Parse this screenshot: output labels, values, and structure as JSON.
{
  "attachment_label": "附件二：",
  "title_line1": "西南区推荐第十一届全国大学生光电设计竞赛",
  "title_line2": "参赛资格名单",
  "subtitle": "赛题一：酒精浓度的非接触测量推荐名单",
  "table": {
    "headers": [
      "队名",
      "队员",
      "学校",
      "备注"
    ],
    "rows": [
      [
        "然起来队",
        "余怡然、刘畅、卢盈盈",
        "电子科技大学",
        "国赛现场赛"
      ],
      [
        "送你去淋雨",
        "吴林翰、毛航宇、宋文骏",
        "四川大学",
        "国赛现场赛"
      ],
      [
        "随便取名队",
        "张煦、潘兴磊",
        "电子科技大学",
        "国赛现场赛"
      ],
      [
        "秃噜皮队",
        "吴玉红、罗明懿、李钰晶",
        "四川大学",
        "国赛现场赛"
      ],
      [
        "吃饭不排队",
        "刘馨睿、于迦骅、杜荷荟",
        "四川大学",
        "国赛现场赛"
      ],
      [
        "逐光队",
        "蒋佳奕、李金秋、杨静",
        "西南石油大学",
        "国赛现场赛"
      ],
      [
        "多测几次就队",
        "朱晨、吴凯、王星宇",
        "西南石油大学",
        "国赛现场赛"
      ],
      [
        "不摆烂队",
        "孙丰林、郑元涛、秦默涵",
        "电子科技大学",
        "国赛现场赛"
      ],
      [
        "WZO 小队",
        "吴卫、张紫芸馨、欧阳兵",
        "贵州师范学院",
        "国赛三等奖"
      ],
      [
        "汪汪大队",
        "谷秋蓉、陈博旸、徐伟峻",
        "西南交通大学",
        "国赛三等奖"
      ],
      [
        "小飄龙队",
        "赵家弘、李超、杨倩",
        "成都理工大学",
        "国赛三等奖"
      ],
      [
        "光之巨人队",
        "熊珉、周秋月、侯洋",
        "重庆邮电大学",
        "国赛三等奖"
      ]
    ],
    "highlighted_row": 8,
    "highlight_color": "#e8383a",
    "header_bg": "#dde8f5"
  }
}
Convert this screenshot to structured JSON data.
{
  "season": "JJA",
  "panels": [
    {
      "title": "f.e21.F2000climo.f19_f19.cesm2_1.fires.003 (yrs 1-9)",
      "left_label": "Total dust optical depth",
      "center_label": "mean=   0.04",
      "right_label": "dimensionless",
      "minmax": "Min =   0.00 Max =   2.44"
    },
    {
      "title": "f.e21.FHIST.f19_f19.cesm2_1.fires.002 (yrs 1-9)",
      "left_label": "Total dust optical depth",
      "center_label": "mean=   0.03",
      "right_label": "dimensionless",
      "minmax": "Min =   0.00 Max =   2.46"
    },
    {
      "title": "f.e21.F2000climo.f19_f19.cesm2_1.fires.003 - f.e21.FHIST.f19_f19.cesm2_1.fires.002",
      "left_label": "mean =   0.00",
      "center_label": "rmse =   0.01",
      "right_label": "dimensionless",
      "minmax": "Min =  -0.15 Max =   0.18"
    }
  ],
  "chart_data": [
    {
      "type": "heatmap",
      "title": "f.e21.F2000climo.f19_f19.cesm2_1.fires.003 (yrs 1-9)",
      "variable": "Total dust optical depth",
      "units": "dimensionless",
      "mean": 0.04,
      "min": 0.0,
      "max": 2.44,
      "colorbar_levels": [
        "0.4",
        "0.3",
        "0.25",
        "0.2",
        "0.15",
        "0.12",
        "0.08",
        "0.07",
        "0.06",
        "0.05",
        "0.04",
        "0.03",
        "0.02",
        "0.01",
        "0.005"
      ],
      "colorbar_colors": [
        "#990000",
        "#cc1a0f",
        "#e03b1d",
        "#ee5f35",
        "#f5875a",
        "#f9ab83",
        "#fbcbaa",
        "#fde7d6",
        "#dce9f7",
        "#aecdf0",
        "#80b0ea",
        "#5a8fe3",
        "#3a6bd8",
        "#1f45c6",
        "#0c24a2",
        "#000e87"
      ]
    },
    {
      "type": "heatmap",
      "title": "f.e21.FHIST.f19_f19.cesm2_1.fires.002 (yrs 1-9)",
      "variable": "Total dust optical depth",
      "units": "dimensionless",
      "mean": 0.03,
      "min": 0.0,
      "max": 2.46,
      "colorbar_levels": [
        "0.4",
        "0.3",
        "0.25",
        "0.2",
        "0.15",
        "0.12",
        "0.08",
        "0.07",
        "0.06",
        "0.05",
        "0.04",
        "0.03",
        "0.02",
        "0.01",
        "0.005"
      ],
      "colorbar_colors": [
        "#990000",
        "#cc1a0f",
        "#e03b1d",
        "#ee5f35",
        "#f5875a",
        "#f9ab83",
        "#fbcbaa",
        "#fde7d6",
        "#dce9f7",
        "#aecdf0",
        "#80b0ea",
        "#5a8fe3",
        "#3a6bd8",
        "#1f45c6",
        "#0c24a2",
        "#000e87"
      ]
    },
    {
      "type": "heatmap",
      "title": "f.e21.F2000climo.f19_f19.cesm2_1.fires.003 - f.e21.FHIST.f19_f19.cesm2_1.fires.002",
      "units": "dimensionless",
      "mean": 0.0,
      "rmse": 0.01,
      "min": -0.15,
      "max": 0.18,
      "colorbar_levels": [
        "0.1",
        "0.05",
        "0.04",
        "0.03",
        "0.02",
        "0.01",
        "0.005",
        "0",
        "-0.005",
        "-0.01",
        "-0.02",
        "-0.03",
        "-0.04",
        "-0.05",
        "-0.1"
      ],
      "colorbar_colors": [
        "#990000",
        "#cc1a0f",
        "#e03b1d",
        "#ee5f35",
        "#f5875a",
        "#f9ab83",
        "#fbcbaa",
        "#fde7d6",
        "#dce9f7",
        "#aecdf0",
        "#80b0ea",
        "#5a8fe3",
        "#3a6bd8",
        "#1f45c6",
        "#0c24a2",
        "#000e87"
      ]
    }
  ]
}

=====

Print out all the entries precisely as written.

» **Expected answer**
Parse this screenshot: output labels, values, and structure as JSON.
{
  "attachment_label": "附件二：",
  "title_line1": "西南区推荐第十一届全国大学生光电设计竞赛",
  "title_line2": "参赛资格名单",
  "subtitle": "赛题一：酒精浓度的非接触测量推荐名单",
  "table": {
    "headers": [
      "队名",
      "队员",
      "学校",
      "备注"
    ],
    "rows": [
      [
        "然起来队",
        "余怡然、刘畅、卢盈盈",
        "电子科技大学",
        "国赛现场赛"
      ],
      [
        "送你去淋雨",
        "吴林翰、毛航宇、宋文骏",
        "四川大学",
        "国赛现场赛"
      ],
      [
        "随便取名队",
        "张煦、潘兴磊",
        "电子科技大学",
        "国赛现场赛"
      ],
      [
        "秃噜皮队",
        "吴玉红、罗明懿、李钰晶",
        "四川大学",
        "国赛现场赛"
      ],
      [
        "吃饭不排队",
        "刘馨睿、于迦骅、杜荷荟",
        "四川大学",
        "国赛现场赛"
      ],
      [
        "逐光队",
        "蒋佳奕、李金秋、杨静",
        "西南石油大学",
        "国赛现场赛"
      ],
      [
        "多测几次就队",
        "朱晨、吴凯、王星宇",
        "西南石油大学",
        "国赛现场赛"
      ],
      [
        "不摆烂队",
        "孙丰林、郑元涛、秦默涵",
        "电子科技大学",
        "国赛现场赛"
      ],
      [
        "WZO 小队",
        "吴卫、张紫芸馨、欧阳兵",
        "贵州师范学院",
        "国赛三等奖"
      ],
      [
        "汪汪大队",
        "谷秋蓉、陈博旸、徐伟峻",
        "西南交通大学",
        "国赛三等奖"
      ],
      [
        "小飄龙队",
        "赵家弘、李超、杨倩",
        "成都理工大学",
        "国赛三等奖"
      ],
      [
        "光之巨人队",
        "熊珉、周秋月、侯洋",
        "重庆邮电大学",
        "国赛三等奖"
      ]
    ],
    "highlighted_row": 8,
    "highlight_color": "#e8383a",
    "header_bg": "#dde8f5"
  }
}
Convert this screenshot to structured JSON data.
{
  "season": "JJA",
  "panels": [
    {
      "title": "f.e21.F2000climo.f19_f19.cesm2_1.fires.003 (yrs 1-9)",
      "left_label": "Total dust optical depth",
      "center_label": "mean=   0.04",
      "right_label": "dimensionless",
      "minmax": "Min =   0.00 Max =   2.44"
    },
    {
      "title": "f.e21.FHIST.f19_f19.cesm2_1.fires.002 (yrs 1-9)",
      "left_label": "Total dust optical depth",
      "center_label": "mean=   0.03",
      "right_label": "dimensionless",
      "minmax": "Min =   0.00 Max =   2.46"
    },
    {
      "title": "f.e21.F2000climo.f19_f19.cesm2_1.fires.003 - f.e21.FHIST.f19_f19.cesm2_1.fires.002",
      "left_label": "mean =   0.00",
      "center_label": "rmse =   0.01",
      "right_label": "dimensionless",
      "minmax": "Min =  -0.15 Max =   0.18"
    }
  ],
  "chart_data": [
    {
      "type": "heatmap",
      "title": "f.e21.F2000climo.f19_f19.cesm2_1.fires.003 (yrs 1-9)",
      "variable": "Total dust optical depth",
      "units": "dimensionless",
      "mean": 0.04,
      "min": 0.0,
      "max": 2.44,
      "colorbar_levels": [
        "0.4",
        "0.3",
        "0.25",
        "0.2",
        "0.15",
        "0.12",
        "0.08",
        "0.07",
        "0.06",
        "0.05",
        "0.04",
        "0.03",
        "0.02",
        "0.01",
        "0.005"
      ],
      "colorbar_colors": [
        "#990000",
        "#cc1a0f",
        "#e03b1d",
        "#ee5f35",
        "#f5875a",
        "#f9ab83",
        "#fbcbaa",
        "#fde7d6",
        "#dce9f7",
        "#aecdf0",
        "#80b0ea",
        "#5a8fe3",
        "#3a6bd8",
        "#1f45c6",
        "#0c24a2",
        "#000e87"
      ]
    },
    {
      "type": "heatmap",
      "title": "f.e21.FHIST.f19_f19.cesm2_1.fires.002 (yrs 1-9)",
      "variable": "Total dust optical depth",
      "units": "dimensionless",
      "mean": 0.03,
      "min": 0.0,
      "max": 2.46,
      "colorbar_levels": [
        "0.4",
        "0.3",
        "0.25",
        "0.2",
        "0.15",
        "0.12",
        "0.08",
        "0.07",
        "0.06",
        "0.05",
        "0.04",
        "0.03",
        "0.02",
        "0.01",
        "0.005"
      ],
      "colorbar_colors": [
        "#990000",
        "#cc1a0f",
        "#e03b1d",
        "#ee5f35",
        "#f5875a",
        "#f9ab83",
        "#fbcbaa",
        "#fde7d6",
        "#dce9f7",
        "#aecdf0",
        "#80b0ea",
        "#5a8fe3",
        "#3a6bd8",
        "#1f45c6",
        "#0c24a2",
        "#000e87"
      ]
    },
    {
      "type": "heatmap",
      "title": "f.e21.F2000climo.f19_f19.cesm2_1.fires.003 - f.e21.FHIST.f19_f19.cesm2_1.fires.002",
      "units": "dimensionless",
      "mean": 0.0,
      "rmse": 0.01,
      "min": -0.15,
      "max": 0.18,
      "colorbar_levels": [
        "0.1",
        "0.05",
        "0.04",
        "0.03",
        "0.02",
        "0.01",
        "0.005",
        "0",
        "-0.005",
        "-0.01",
        "-0.02",
        "-0.03",
        "-0.04",
        "-0.05",
        "-0.1"
      ],
      "colorbar_colors": [
        "#990000",
        "#cc1a0f",
        "#e03b1d",
        "#ee5f35",
        "#f5875a",
        "#f9ab83",
        "#fbcbaa",
        "#fde7d6",
        "#dce9f7",
        "#aecdf0",
        "#80b0ea",
        "#5a8fe3",
        "#3a6bd8",
        "#1f45c6",
        "#0c24a2",
        "#000e87"
      ]
    }
  ]
}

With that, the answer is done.